Irish Centre for Cloud Computing & Commerce (IC4)
Launches Weekly Cloud On-Boarding Clinics
offering companies a personalised, one-on-one session with Cloud Technical Expert
IC4 is pleased to announce a new ‘cloud on-boarding’ service to help companies leverage the benefits of using cloud computing in their businesses. This service will be offered free for an initial period of three months, starting from February. It will take the form of ‘one-on-one’ sessions with a Cloud Technical Expert who is available to both advise companies on how best to use cloud computing in their business as well as to provide direct ‘hands on’ help in on-boarding applications to the cloud.
The ‘Cloud’ is the new ‘Internet’! A recent survey by j2 Global found that almost 88 percent of small businesses say they plan to, or wish they could, retire one or more legacy business technologies in 2014. And nearly 60 percent of survey respondents expect to save money by using cloud services in 2014.
IC4’s cloud on-boarding service will consist of the following phases:
- Understanding the existing software setup
- Architecting an equivalent cloud-based solution
- Defining a process to move to the cloud
- Implementing the defined process to move to the cloud
Each company interested in this service will be offered two, one-hour, consultations with the Cloud Technical Expert. The cloud on-boarding service will be offered one day per week at one of DCU, UCC and AIT, per the following schedule:
- DCU: first Thursday and third Thursday each month
- UCC: Second Thursday each month
- AIT: Fourth Thursday each month.

__Tasks and exercises__.
a) In the IC4 announcement, how many consultations is each interested company offered, and how long is each one?
b) Retype the part of the IC4 announcement starting with "Launches Weekly Cloud" and going on through "to the cloud.".

(Data entries)
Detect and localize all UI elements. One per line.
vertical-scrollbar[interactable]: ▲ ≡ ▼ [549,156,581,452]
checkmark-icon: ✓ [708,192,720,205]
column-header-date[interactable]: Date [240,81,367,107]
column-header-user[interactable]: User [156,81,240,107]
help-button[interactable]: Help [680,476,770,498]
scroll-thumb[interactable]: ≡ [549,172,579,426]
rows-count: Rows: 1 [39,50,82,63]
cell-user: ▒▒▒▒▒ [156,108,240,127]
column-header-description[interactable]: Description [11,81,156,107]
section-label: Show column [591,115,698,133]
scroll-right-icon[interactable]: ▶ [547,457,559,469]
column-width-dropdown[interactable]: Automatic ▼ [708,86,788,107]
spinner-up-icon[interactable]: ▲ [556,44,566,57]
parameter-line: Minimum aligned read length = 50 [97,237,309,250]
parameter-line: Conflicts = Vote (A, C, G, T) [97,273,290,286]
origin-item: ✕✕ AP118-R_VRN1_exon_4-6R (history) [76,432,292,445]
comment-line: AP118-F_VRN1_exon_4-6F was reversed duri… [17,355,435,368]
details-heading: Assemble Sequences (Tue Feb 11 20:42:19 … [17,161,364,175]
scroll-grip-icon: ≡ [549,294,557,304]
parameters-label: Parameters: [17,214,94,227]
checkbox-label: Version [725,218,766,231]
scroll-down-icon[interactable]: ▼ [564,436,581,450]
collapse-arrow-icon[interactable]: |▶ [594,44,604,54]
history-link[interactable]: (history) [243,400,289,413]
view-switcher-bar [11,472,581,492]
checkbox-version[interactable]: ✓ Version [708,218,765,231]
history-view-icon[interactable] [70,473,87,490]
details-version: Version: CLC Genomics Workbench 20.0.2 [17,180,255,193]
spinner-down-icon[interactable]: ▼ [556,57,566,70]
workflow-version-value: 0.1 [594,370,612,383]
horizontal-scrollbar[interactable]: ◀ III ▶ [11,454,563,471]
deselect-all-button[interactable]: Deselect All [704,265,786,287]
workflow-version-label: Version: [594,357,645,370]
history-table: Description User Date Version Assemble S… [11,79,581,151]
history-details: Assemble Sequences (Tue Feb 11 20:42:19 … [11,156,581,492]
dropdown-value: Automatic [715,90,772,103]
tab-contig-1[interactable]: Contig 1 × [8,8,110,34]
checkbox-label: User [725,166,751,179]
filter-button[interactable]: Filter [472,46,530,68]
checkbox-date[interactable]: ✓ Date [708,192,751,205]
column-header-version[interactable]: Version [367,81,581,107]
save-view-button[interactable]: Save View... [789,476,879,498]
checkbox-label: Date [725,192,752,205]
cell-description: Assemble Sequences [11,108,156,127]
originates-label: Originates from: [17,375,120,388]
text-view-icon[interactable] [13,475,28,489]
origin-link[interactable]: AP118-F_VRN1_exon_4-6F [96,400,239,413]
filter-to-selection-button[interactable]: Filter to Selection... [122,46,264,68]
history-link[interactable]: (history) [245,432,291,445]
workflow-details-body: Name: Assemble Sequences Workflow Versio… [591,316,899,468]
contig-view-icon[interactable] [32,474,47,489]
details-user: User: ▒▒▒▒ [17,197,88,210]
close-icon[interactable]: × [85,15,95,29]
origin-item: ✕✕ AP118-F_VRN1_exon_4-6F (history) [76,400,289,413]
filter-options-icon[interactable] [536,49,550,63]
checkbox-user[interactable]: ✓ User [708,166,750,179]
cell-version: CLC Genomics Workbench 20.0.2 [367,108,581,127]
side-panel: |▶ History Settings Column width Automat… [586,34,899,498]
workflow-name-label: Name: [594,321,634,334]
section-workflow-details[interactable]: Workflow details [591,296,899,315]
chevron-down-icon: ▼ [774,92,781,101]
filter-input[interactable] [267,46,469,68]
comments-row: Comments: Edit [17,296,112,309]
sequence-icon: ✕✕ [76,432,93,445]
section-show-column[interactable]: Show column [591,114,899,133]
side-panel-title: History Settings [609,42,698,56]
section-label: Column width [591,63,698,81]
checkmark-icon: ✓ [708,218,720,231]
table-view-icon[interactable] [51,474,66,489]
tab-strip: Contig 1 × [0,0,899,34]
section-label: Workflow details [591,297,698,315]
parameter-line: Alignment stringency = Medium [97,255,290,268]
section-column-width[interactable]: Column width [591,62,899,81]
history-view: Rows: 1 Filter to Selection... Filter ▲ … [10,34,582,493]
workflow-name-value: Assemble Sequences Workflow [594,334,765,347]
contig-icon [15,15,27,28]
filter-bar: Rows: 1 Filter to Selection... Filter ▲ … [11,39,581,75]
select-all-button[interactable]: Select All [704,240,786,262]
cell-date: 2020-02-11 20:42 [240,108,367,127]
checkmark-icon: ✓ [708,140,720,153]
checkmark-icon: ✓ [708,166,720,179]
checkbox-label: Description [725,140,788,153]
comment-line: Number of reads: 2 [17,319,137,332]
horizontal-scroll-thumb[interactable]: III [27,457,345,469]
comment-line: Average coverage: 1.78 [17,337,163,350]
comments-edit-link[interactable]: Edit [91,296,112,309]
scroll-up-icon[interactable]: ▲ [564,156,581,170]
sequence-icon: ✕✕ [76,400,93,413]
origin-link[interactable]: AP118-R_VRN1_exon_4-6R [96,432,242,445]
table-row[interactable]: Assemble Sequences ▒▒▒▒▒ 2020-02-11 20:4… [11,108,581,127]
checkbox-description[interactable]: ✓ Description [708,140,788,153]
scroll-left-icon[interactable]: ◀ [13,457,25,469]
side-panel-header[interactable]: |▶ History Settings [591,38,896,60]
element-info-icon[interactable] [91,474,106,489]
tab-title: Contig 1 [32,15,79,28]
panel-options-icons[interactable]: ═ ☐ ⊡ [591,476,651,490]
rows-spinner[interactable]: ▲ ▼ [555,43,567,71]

__Answers in order__.
a) Each company is offered two one-hour consultations with the Cloud Technical Expert.

b)
Launches Weekly Cloud On-Boarding Clinics
offering companies a personalised, one-on-one session with Cloud Technical Expert
IC4 is pleased to announce a new ‘cloud on-boarding’ service to help companies leverage the benefits of using cloud computing in their businesses. This service will be offered free for an initial period of three months, starting from February. It will take the form of ‘one-on-one’ sessions with a Cloud Technical Expert who is available to both advise companies on how best to use cloud computing in their business as well as to provide direct ‘hands on’ help in on-boarding applications to the cloud.